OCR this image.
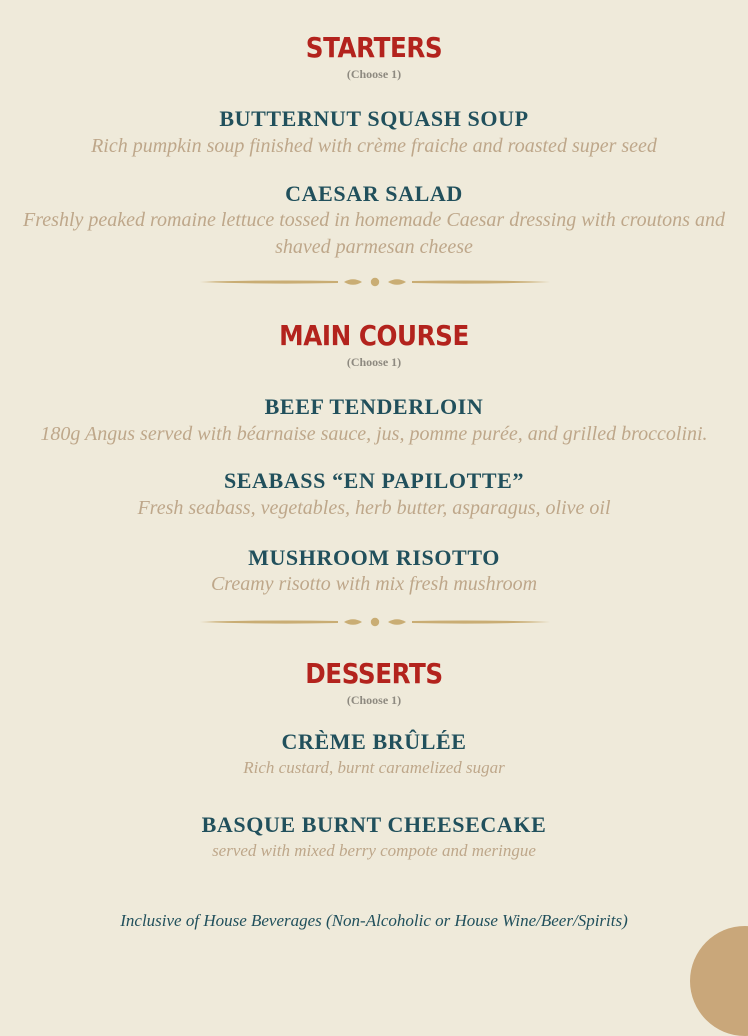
STARTERS
(Choose 1)
BUTTERNUT SQUASH SOUP
Rich pumpkin soup finished with crème fraiche and roasted super seed
CAESAR SALAD
Freshly peaked romaine lettuce tossed in homemade Caesar dressing with croutons and
shaved parmesan cheese
MAIN COURSE
(Choose 1)
BEEF TENDERLOIN
180g Angus served with béarnaise sauce, jus, pomme purée, and grilled broccolini.
SEABASS “EN PAPILOTTE”
Fresh seabass, vegetables, herb butter, asparagus, olive oil
MUSHROOM RISOTTO
Creamy risotto with mix fresh mushroom
DESSERTS
(Choose 1)
CRÈME BRÛLÉE
Rich custard, burnt caramelized sugar
BASQUE BURNT CHEESECAKE
served with mixed berry compote and meringue
Inclusive of House Beverages (Non-Alcoholic or House Wine/Beer/Spirits)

════════

- [EXERCISE TASK]: Note each line of the entries that has "served" in it, and copy those lines.

- [CORRECT ANSWER]:
180g Angus served with béarnaise sauce, jus, pomme purée, and grilled broccolini.
served with mixed berry compote and meringue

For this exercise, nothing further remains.